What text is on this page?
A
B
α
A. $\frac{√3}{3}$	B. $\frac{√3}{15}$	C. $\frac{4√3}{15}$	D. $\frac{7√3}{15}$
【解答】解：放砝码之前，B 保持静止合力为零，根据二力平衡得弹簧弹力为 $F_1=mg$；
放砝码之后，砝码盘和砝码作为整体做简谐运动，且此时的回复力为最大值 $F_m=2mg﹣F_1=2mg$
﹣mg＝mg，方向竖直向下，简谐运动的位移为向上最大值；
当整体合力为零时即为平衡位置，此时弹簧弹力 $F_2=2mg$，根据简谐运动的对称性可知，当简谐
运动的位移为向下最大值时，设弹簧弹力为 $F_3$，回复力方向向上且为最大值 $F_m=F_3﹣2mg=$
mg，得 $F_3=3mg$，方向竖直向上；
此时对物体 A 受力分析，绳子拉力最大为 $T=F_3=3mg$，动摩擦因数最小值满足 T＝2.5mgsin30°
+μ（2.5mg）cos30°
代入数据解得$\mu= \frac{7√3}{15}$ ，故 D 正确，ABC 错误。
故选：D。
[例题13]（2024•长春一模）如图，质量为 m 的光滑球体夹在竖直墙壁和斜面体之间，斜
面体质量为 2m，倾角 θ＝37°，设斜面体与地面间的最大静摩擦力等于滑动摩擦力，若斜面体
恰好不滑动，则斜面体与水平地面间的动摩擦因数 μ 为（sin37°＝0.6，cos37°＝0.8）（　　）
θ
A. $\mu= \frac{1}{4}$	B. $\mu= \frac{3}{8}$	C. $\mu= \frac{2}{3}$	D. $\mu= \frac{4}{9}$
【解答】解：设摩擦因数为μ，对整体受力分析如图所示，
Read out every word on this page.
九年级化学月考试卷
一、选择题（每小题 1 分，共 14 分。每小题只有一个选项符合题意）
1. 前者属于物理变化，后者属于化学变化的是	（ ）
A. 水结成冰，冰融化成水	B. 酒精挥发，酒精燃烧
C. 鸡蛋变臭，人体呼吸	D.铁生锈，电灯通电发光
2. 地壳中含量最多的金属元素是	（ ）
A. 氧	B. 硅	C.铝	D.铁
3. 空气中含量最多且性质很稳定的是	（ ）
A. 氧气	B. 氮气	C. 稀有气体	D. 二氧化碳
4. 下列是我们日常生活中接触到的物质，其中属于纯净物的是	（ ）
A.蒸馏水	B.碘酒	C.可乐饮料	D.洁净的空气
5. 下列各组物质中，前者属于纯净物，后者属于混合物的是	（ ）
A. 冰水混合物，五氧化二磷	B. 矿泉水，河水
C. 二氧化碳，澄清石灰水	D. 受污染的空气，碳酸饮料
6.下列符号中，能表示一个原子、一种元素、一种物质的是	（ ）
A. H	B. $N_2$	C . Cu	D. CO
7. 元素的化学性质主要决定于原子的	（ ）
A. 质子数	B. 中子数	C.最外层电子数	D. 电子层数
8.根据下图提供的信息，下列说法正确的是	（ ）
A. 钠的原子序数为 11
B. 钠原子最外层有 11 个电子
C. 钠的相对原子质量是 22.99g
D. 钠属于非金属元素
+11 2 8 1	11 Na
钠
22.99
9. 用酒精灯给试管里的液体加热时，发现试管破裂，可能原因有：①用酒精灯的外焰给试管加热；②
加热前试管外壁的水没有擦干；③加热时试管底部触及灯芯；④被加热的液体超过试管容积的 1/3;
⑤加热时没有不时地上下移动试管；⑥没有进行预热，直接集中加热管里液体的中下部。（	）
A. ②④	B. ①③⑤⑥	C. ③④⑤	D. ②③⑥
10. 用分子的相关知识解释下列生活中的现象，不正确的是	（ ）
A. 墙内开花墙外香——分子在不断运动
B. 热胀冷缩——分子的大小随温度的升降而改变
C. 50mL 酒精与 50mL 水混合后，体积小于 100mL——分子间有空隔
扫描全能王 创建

● ● ● ● ● ● ●

• _EXERCISE DETAILS_: A single figure is required: the number of lines above in which the word "frac" occurs.

• _ANSWER TO THIS TASK_: 3